What you are asked to do: Where does the string "Elena" appear? Copy every line of the entries below that holds it.

(Stored records)
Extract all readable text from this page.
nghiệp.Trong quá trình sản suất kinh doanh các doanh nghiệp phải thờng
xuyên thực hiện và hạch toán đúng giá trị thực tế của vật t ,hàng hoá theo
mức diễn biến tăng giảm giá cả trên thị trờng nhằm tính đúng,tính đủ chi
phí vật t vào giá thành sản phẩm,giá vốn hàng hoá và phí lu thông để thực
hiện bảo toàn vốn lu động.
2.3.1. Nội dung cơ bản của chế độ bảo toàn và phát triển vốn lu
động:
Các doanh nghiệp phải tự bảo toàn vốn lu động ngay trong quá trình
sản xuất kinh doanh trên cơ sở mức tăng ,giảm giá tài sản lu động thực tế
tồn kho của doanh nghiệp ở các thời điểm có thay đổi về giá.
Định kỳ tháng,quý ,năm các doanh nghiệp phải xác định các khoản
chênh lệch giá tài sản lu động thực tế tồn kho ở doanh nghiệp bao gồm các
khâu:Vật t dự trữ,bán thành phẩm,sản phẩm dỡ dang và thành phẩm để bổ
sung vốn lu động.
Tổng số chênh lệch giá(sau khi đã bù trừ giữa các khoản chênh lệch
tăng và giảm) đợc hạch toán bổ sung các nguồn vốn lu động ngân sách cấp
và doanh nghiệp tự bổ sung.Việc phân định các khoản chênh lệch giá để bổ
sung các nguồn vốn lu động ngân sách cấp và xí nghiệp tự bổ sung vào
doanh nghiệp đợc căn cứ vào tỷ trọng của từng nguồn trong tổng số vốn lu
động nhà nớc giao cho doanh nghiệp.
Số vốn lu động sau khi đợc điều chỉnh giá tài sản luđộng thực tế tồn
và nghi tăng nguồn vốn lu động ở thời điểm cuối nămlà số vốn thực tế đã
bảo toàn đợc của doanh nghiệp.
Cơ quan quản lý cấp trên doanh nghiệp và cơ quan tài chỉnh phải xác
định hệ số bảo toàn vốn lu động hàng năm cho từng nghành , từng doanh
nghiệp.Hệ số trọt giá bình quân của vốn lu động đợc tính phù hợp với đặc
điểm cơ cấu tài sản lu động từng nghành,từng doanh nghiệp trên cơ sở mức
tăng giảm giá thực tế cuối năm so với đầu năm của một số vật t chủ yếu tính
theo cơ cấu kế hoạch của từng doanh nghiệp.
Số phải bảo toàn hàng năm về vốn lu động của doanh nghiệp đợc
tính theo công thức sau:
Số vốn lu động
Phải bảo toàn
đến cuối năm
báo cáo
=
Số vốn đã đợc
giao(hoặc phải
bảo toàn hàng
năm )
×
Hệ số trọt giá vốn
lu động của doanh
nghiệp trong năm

...

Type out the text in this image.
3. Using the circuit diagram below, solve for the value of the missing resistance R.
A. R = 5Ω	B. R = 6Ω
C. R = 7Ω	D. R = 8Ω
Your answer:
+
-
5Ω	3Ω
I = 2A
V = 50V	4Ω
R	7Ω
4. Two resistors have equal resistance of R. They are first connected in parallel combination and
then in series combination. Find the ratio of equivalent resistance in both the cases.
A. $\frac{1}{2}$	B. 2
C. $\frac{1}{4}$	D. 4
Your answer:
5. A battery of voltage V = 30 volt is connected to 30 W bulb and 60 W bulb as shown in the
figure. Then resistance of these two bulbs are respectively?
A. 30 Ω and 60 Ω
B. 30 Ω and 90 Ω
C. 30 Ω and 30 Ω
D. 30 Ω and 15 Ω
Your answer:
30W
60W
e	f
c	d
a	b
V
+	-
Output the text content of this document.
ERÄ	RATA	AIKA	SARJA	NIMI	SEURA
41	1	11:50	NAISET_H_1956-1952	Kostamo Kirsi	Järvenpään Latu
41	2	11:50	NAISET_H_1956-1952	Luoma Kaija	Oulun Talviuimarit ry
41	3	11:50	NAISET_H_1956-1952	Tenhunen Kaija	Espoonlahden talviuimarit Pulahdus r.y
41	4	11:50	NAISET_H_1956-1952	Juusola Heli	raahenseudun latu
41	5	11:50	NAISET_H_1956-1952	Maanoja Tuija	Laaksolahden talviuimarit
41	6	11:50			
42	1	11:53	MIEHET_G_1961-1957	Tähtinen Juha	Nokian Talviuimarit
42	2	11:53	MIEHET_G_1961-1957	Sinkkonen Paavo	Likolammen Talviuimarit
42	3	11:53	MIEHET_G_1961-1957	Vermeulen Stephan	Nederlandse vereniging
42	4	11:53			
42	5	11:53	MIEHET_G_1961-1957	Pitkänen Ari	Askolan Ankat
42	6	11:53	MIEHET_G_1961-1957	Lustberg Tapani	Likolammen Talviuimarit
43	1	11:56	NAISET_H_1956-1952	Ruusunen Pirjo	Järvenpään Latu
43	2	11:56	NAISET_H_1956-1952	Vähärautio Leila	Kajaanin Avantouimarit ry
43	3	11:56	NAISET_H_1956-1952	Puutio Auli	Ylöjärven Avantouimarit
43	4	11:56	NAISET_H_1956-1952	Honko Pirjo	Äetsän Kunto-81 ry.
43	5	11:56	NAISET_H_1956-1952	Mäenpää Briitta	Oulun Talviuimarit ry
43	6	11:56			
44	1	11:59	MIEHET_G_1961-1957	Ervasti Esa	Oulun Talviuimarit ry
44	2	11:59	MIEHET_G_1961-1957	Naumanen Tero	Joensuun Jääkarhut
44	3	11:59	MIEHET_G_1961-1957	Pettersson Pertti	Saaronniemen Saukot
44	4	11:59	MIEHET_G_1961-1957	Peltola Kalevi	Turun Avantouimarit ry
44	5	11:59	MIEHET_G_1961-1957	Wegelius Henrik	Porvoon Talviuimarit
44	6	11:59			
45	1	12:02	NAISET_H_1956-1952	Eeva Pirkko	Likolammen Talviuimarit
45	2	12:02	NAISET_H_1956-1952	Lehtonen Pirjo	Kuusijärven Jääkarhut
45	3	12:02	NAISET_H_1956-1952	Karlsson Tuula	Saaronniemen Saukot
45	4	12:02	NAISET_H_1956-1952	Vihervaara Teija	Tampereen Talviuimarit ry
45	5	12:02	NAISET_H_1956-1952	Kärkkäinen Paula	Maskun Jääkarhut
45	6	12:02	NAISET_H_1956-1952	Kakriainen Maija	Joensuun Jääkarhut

---

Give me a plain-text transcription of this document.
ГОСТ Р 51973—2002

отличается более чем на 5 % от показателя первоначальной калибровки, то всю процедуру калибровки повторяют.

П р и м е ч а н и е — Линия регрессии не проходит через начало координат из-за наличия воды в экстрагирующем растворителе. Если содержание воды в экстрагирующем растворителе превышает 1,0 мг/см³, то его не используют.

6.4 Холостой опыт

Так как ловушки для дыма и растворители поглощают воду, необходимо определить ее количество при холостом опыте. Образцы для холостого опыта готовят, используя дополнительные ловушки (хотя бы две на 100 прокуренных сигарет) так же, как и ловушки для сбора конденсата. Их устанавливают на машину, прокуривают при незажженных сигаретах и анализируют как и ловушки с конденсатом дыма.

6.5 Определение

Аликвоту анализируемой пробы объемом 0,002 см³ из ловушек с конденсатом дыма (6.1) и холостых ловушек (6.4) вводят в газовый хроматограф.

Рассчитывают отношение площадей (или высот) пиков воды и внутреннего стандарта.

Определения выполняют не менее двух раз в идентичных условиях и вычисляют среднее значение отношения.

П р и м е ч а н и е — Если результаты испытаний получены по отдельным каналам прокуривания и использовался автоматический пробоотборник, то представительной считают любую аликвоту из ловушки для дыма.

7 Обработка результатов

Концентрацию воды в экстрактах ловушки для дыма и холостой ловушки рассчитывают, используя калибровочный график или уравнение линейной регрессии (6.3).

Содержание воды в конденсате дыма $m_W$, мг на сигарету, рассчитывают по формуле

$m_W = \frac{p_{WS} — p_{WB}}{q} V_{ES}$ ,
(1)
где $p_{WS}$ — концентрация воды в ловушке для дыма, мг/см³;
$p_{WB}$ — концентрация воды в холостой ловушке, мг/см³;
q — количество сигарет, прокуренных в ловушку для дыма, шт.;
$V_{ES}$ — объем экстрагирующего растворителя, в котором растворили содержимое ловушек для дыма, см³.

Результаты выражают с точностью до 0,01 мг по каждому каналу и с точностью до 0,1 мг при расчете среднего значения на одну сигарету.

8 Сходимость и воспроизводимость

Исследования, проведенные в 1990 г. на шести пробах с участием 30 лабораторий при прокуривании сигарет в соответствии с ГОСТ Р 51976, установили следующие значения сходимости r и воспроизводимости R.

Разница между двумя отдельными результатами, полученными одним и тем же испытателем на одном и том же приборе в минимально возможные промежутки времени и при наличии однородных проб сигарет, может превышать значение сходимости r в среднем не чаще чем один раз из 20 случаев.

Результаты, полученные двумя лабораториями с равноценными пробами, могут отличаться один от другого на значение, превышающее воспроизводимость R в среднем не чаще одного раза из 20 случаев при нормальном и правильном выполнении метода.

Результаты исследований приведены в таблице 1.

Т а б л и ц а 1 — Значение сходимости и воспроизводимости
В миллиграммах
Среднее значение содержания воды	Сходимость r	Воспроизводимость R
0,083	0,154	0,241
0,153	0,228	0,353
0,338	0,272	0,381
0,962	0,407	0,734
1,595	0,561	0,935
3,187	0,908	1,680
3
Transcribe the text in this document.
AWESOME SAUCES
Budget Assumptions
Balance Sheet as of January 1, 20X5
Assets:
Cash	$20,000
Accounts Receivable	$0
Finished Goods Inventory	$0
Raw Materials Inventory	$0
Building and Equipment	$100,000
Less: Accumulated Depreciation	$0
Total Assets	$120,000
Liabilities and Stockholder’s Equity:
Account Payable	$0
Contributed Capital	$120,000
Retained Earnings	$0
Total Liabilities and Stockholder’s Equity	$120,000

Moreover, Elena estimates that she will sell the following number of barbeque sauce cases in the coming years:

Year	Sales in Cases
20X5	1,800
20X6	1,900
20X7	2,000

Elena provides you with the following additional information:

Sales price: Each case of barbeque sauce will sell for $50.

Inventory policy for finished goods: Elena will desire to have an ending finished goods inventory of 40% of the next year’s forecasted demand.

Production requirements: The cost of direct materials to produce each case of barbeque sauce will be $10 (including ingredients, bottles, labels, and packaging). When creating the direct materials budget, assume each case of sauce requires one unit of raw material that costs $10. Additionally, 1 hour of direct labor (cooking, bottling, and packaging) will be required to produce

Solution to this task:
Moreover, Elena estimates that she will sell the following number of barbeque sauce cases in the coming years:
Elena provides you with the following additional information:
Inventory policy for finished goods: Elena will desire to have an ending finished goods inventory of 40% of the next year’s forecasted demand.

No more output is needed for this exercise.